To be done :: Can you reproduce the data beneath, keeping every line exact?

--- begin Supplied records ---

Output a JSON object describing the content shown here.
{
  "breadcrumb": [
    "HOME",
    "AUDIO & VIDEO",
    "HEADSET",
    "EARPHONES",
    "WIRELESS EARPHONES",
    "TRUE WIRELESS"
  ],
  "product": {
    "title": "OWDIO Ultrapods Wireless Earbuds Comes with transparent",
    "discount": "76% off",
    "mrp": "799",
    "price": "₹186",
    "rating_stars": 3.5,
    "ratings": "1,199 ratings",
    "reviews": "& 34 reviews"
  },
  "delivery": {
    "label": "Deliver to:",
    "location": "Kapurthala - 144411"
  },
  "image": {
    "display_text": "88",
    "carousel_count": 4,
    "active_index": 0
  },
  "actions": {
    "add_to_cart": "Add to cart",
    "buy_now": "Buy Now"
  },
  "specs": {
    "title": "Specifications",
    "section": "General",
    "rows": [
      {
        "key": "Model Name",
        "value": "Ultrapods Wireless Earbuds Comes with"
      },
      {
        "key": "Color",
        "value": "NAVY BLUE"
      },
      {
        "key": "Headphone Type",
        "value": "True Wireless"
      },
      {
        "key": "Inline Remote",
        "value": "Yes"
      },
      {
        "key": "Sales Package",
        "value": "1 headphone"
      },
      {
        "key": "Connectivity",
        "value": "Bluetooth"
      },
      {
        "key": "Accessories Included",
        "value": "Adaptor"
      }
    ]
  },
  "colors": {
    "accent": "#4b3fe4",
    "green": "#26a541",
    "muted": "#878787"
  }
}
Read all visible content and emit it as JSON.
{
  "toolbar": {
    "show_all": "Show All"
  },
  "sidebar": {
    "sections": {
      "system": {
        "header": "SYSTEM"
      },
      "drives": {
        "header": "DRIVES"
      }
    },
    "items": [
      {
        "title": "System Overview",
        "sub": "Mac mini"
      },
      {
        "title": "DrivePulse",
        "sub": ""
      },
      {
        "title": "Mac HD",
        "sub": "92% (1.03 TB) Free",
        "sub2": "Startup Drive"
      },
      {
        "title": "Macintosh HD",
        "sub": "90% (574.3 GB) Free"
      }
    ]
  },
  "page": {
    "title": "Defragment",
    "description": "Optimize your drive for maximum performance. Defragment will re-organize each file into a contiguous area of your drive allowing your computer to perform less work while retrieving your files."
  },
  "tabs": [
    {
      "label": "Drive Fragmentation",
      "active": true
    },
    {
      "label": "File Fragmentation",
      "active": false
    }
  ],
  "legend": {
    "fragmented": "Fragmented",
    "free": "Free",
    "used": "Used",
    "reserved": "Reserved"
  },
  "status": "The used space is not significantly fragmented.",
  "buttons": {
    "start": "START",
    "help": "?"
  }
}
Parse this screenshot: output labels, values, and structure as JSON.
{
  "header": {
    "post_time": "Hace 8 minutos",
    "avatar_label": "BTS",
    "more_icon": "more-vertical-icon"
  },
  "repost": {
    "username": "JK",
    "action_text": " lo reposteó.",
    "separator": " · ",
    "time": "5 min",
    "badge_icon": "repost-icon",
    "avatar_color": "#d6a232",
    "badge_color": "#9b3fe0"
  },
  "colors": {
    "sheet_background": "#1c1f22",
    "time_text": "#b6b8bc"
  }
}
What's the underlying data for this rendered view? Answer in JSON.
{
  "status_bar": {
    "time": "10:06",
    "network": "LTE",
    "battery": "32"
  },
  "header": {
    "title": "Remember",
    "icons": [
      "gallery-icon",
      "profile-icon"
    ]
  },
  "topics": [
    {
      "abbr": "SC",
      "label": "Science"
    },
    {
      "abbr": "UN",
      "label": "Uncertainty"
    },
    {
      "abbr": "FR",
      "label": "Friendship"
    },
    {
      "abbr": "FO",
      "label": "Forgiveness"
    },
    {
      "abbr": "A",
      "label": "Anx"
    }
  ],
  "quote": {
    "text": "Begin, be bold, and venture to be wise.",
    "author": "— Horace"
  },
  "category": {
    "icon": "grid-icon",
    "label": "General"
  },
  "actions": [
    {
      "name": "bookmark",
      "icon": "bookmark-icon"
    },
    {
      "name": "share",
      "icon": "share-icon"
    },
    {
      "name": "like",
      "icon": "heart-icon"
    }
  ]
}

--- end Supplied records ---

Written answer ::
Output a JSON object describing the content shown here.
{
  "breadcrumb": [
    "HOME",
    "AUDIO & VIDEO",
    "HEADSET",
    "EARPHONES",
    "WIRELESS EARPHONES",
    "TRUE WIRELESS"
  ],
  "product": {
    "title": "OWDIO Ultrapods Wireless Earbuds Comes with transparent",
    "discount": "76% off",
    "mrp": "799",
    "price": "₹186",
    "rating_stars": 3.5,
    "ratings": "1,199 ratings",
    "reviews": "& 34 reviews"
  },
  "delivery": {
    "label": "Deliver to:",
    "location": "Kapurthala - 144411"
  },
  "image": {
    "display_text": "88",
    "carousel_count": 4,
    "active_index": 0
  },
  "actions": {
    "add_to_cart": "Add to cart",
    "buy_now": "Buy Now"
  },
  "specs": {
    "title": "Specifications",
    "section": "General",
    "rows": [
      {
        "key": "Model Name",
        "value": "Ultrapods Wireless Earbuds Comes with"
      },
      {
        "key": "Color",
        "value": "NAVY BLUE"
      },
      {
        "key": "Headphone Type",
        "value": "True Wireless"
      },
      {
        "key": "Inline Remote",
        "value": "Yes"
      },
      {
        "key": "Sales Package",
        "value": "1 headphone"
      },
      {
        "key": "Connectivity",
        "value": "Bluetooth"
      },
      {
        "key": "Accessories Included",
        "value": "Adaptor"
      }
    ]
  },
  "colors": {
    "accent": "#4b3fe4",
    "green": "#26a541",
    "muted": "#878787"
  }
}
Read all visible content and emit it as JSON.
{
  "toolbar": {
    "show_all": "Show All"
  },
  "sidebar": {
    "sections": {
      "system": {
        "header": "SYSTEM"
      },
      "drives": {
        "header": "DRIVES"
      }
    },
    "items": [
      {
        "title": "System Overview",
        "sub": "Mac mini"
      },
      {
        "title": "DrivePulse",
        "sub": ""
      },
      {
        "title": "Mac HD",
        "sub": "92% (1.03 TB) Free",
        "sub2": "Startup Drive"
      },
      {
        "title": "Macintosh HD",
        "sub": "90% (574.3 GB) Free"
      }
    ]
  },
  "page": {
    "title": "Defragment",
    "description": "Optimize your drive for maximum performance. Defragment will re-organize each file into a contiguous area of your drive allowing your computer to perform less work while retrieving your files."
  },
  "tabs": [
    {
      "label": "Drive Fragmentation",
      "active": true
    },
    {
      "label": "File Fragmentation",
      "active": false
    }
  ],
  "legend": {
    "fragmented": "Fragmented",
    "free": "Free",
    "used": "Used",
    "reserved": "Reserved"
  },
  "status": "The used space is not significantly fragmented.",
  "buttons": {
    "start": "START",
    "help": "?"
  }
}
Parse this screenshot: output labels, values, and structure as JSON.
{
  "header": {
    "post_time": "Hace 8 minutos",
    "avatar_label": "BTS",
    "more_icon": "more-vertical-icon"
  },
  "repost": {
    "username": "JK",
    "action_text": " lo reposteó.",
    "separator": " · ",
    "time": "5 min",
    "badge_icon": "repost-icon",
    "avatar_color": "#d6a232",
    "badge_color": "#9b3fe0"
  },
  "colors": {
    "sheet_background": "#1c1f22",
    "time_text": "#b6b8bc"
  }
}
What's the underlying data for this rendered view? Answer in JSON.
{
  "status_bar": {
    "time": "10:06",
    "network": "LTE",
    "battery": "32"
  },
  "header": {
    "title": "Remember",
    "icons": [
      "gallery-icon",
      "profile-icon"
    ]
  },
  "topics": [
    {
      "abbr": "SC",
      "label": "Science"
    },
    {
      "abbr": "UN",
      "label": "Uncertainty"
    },
    {
      "abbr": "FR",
      "label": "Friendship"
    },
    {
      "abbr": "FO",
      "label": "Forgiveness"
    },
    {
      "abbr": "A",
      "label": "Anx"
    }
  ],
  "quote": {
    "text": "Begin, be bold, and venture to be wise.",
    "author": "— Horace"
  },
  "category": {
    "icon": "grid-icon",
    "label": "General"
  },
  "actions": [
    {
      "name": "bookmark",
      "icon": "bookmark-icon"
    },
    {
      "name": "share",
      "icon": "share-icon"
    },
    {
      "name": "like",
      "icon": "heart-icon"
    }
  ]
}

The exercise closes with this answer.